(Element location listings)
↓
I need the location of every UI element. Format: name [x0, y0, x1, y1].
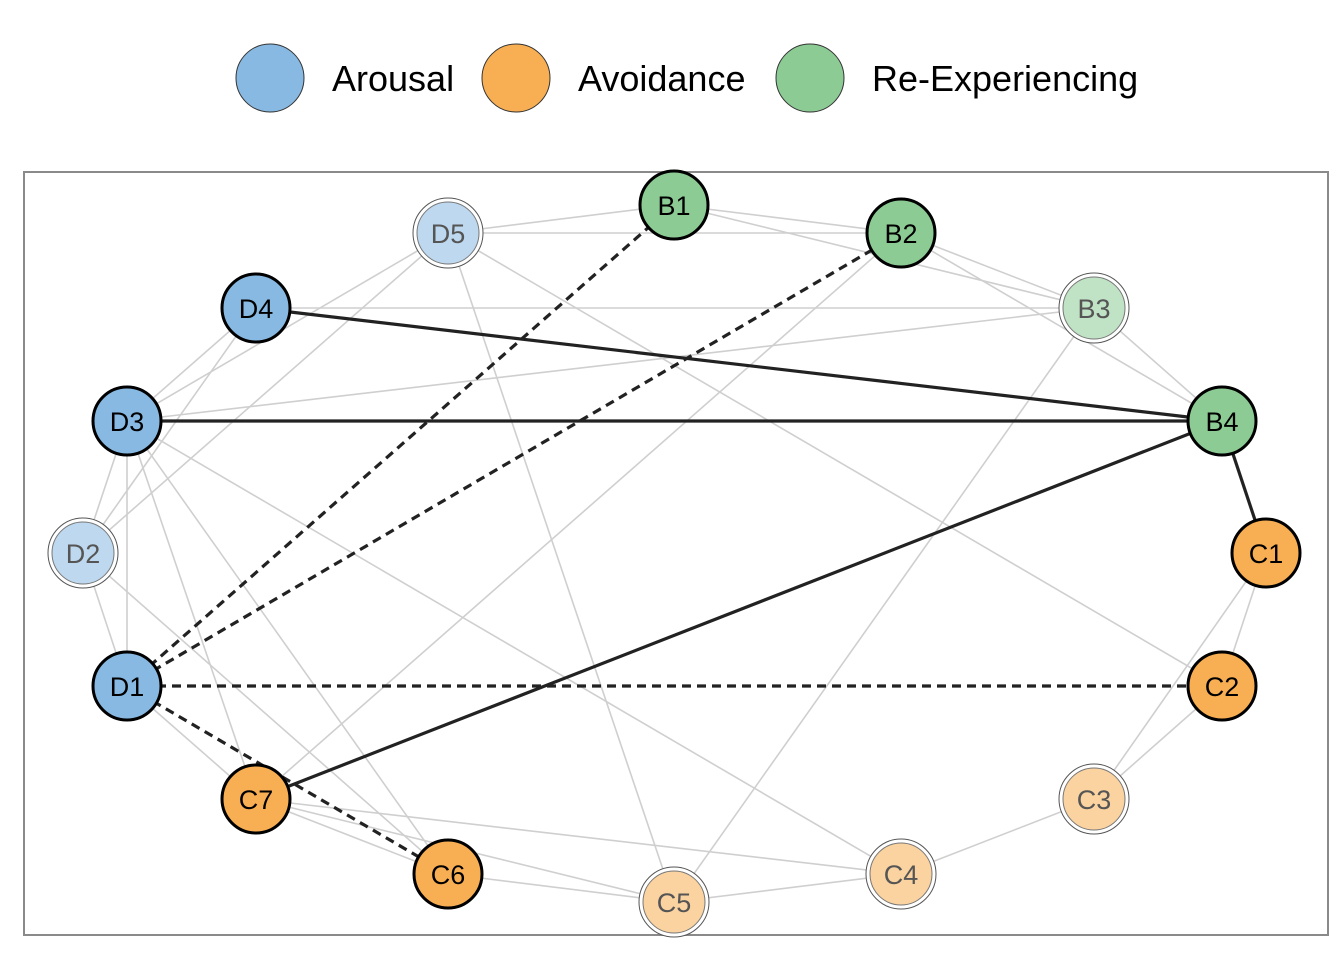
legend-swatch-re-experiencing — [775, 43, 845, 113]
legend-item-avoidance: Avoidance — [481, 43, 745, 113]
node-c1: C1 — [1230, 517, 1302, 589]
edge-d5-d3 — [126, 232, 449, 422]
node-d3: D3 — [91, 385, 163, 457]
edge-d3-c7 — [126, 420, 257, 800]
legend-swatch-arousal — [235, 43, 305, 113]
legend-item-re-experiencing: Re-Experiencing — [775, 43, 1138, 113]
legend-item-arousal: Arousal — [235, 43, 454, 113]
strong-edges — [125, 203, 1268, 876]
node-b3: B3 — [1058, 272, 1130, 344]
edge-b2-c7 — [255, 232, 902, 800]
edge-d1-c6 — [126, 684, 449, 876]
node-label: D3 — [110, 407, 145, 437]
legend-label-re-experiencing: Re-Experiencing — [872, 58, 1138, 99]
node-circle — [412, 838, 484, 910]
edge-b1-b2 — [673, 204, 902, 234]
node-b1: B1 — [638, 169, 710, 241]
node-d1: D1 — [91, 650, 163, 722]
node-circle — [220, 272, 292, 344]
node-label: D1 — [110, 672, 145, 702]
node-circle — [1186, 385, 1258, 457]
edge-c5-c6 — [447, 873, 675, 903]
edge-d5-c5 — [447, 232, 675, 903]
node-label: B2 — [884, 219, 917, 249]
node-c5: C5 — [638, 866, 710, 938]
node-circle — [865, 197, 937, 269]
nodes: B1 B2 B3 B4 C1 C2 C3 C4 C5 C6 C7 D1 D2 D3 D4 D5 — [47, 169, 1302, 938]
edge-c7-b4 — [255, 419, 1223, 801]
node-circle — [642, 870, 706, 934]
node-label: B3 — [1077, 294, 1110, 324]
node-label: C3 — [1077, 785, 1112, 815]
legend-label-arousal: Arousal — [332, 58, 454, 99]
node-c4: C4 — [865, 838, 937, 910]
node-d4: D4 — [220, 272, 292, 344]
node-d5: D5 — [412, 197, 484, 269]
node-c3: C3 — [1058, 763, 1130, 835]
legend-swatch-avoidance — [481, 43, 551, 113]
node-circle — [51, 521, 115, 585]
node-label: C2 — [1205, 672, 1240, 702]
edge-d3-c4 — [126, 420, 902, 875]
node-circle — [638, 169, 710, 241]
edge-d4-d2 — [82, 307, 257, 554]
node-circle — [1062, 767, 1126, 831]
legend-label-avoidance: Avoidance — [578, 58, 745, 99]
node-circle — [1186, 650, 1258, 722]
node-label: C5 — [657, 888, 692, 918]
edge-d5-d2 — [82, 232, 449, 554]
node-c7: C7 — [220, 763, 292, 835]
node-circle — [416, 201, 480, 265]
node-c6: C6 — [412, 838, 484, 910]
node-label: C6 — [431, 860, 466, 890]
node-label: D2 — [66, 539, 101, 569]
node-circle — [91, 650, 163, 722]
edge-b3-c5 — [673, 307, 1095, 903]
edge-d3-c6 — [126, 420, 449, 875]
node-circle — [1230, 517, 1302, 589]
node-label: C7 — [239, 785, 274, 815]
node-b2: B2 — [865, 197, 937, 269]
node-label: B4 — [1205, 407, 1238, 437]
edge-b2-b4 — [900, 232, 1223, 422]
edge-d2-c6 — [82, 552, 449, 875]
edge-d1-b1 — [125, 203, 676, 688]
edge-d5-b1 — [447, 204, 675, 234]
edge-c4-c5 — [673, 873, 902, 903]
node-label: C1 — [1249, 539, 1284, 569]
node-d2: D2 — [47, 517, 119, 589]
edge-c1-c3 — [1093, 552, 1267, 800]
node-b4: B4 — [1186, 385, 1258, 457]
node-circle — [869, 842, 933, 906]
node-circle — [1062, 276, 1126, 340]
node-c2: C2 — [1186, 650, 1258, 722]
node-circle — [91, 385, 163, 457]
edge-b3-d3 — [126, 307, 1095, 422]
node-label: D5 — [431, 219, 466, 249]
node-label: B1 — [657, 191, 690, 221]
node-circle — [220, 763, 292, 835]
node-label: C4 — [884, 860, 919, 890]
edge-c7-c4 — [255, 798, 902, 875]
node-label: D4 — [239, 294, 274, 324]
plot-frame — [23, 171, 1329, 936]
edge-d4-b4 — [255, 306, 1223, 423]
legend: Arousal Avoidance Re-Experiencing — [235, 43, 1138, 113]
↑
**Short problem:** Copy every line of the entries above word for word, but leave the picture out of your answer.

**The output:**
I need the location of every UI element. Format: name [x0, y0, x1, y1].
legend-swatch-re-experiencing — [775, 43, 845, 113]
legend-item-avoidance: Avoidance — [481, 43, 745, 113]
node-c1: C1 — [1230, 517, 1302, 589]
edge-d5-d3 — [126, 232, 449, 422]
node-d3: D3 — [91, 385, 163, 457]
edge-d3-c7 — [126, 420, 257, 800]
legend-swatch-arousal — [235, 43, 305, 113]
legend-item-re-experiencing: Re-Experiencing — [775, 43, 1138, 113]
legend-item-arousal: Arousal — [235, 43, 454, 113]
strong-edges — [125, 203, 1268, 876]
node-b3: B3 — [1058, 272, 1130, 344]
edge-b2-c7 — [255, 232, 902, 800]
edge-d1-c6 — [126, 684, 449, 876]
node-label: D3 — [110, 407, 145, 437]
legend-label-re-experiencing: Re-Experiencing — [872, 58, 1138, 99]
node-circle — [412, 838, 484, 910]
edge-b1-b2 — [673, 204, 902, 234]
node-b1: B1 — [638, 169, 710, 241]
node-d1: D1 — [91, 650, 163, 722]
node-circle — [220, 272, 292, 344]
node-label: D1 — [110, 672, 145, 702]
node-circle — [1186, 385, 1258, 457]
edge-c5-c6 — [447, 873, 675, 903]
edge-d5-c5 — [447, 232, 675, 903]
node-label: B2 — [884, 219, 917, 249]
node-c5: C5 — [638, 866, 710, 938]
node-circle — [865, 197, 937, 269]
nodes: B1 B2 B3 B4 C1 C2 C3 C4 C5 C6 C7 D1 D2 D3 D4 D5 — [47, 169, 1302, 938]
edge-c7-b4 — [255, 419, 1223, 801]
node-circle — [642, 870, 706, 934]
node-label: B3 — [1077, 294, 1110, 324]
node-label: C3 — [1077, 785, 1112, 815]
legend-label-arousal: Arousal — [332, 58, 454, 99]
node-c4: C4 — [865, 838, 937, 910]
node-d4: D4 — [220, 272, 292, 344]
node-d5: D5 — [412, 197, 484, 269]
node-c3: C3 — [1058, 763, 1130, 835]
legend-swatch-avoidance — [481, 43, 551, 113]
node-circle — [51, 521, 115, 585]
node-label: C2 — [1205, 672, 1240, 702]
edge-d3-c4 — [126, 420, 902, 875]
node-circle — [638, 169, 710, 241]
edge-d4-d2 — [82, 307, 257, 554]
node-circle — [1062, 767, 1126, 831]
legend-label-avoidance: Avoidance — [578, 58, 745, 99]
node-circle — [1186, 650, 1258, 722]
node-label: C5 — [657, 888, 692, 918]
edge-d5-d2 — [82, 232, 449, 554]
node-c7: C7 — [220, 763, 292, 835]
node-circle — [416, 201, 480, 265]
node-c6: C6 — [412, 838, 484, 910]
node-label: C6 — [431, 860, 466, 890]
node-label: D2 — [66, 539, 101, 569]
node-circle — [91, 650, 163, 722]
edge-b3-c5 — [673, 307, 1095, 903]
edge-d3-c6 — [126, 420, 449, 875]
node-circle — [1230, 517, 1302, 589]
node-label: C7 — [239, 785, 274, 815]
node-b2: B2 — [865, 197, 937, 269]
node-label: B4 — [1205, 407, 1238, 437]
edge-b2-b4 — [900, 232, 1223, 422]
edge-d2-c6 — [82, 552, 449, 875]
edge-d1-b1 — [125, 203, 676, 688]
edge-d5-b1 — [447, 204, 675, 234]
edge-c4-c5 — [673, 873, 902, 903]
node-label: C1 — [1249, 539, 1284, 569]
node-d2: D2 — [47, 517, 119, 589]
edge-c1-c3 — [1093, 552, 1267, 800]
node-b4: B4 — [1186, 385, 1258, 457]
node-circle — [869, 842, 933, 906]
node-circle — [1062, 276, 1126, 340]
node-c2: C2 — [1186, 650, 1258, 722]
node-circle — [91, 385, 163, 457]
edge-b3-d3 — [126, 307, 1095, 422]
node-label: D5 — [431, 219, 466, 249]
node-label: B1 — [657, 191, 690, 221]
node-circle — [220, 763, 292, 835]
node-label: C4 — [884, 860, 919, 890]
edge-c7-c4 — [255, 798, 902, 875]
node-label: D4 — [239, 294, 274, 324]
plot-frame — [23, 171, 1329, 936]
edge-d4-b4 — [255, 306, 1223, 423]
legend: Arousal Avoidance Re-Experiencing — [235, 43, 1138, 113]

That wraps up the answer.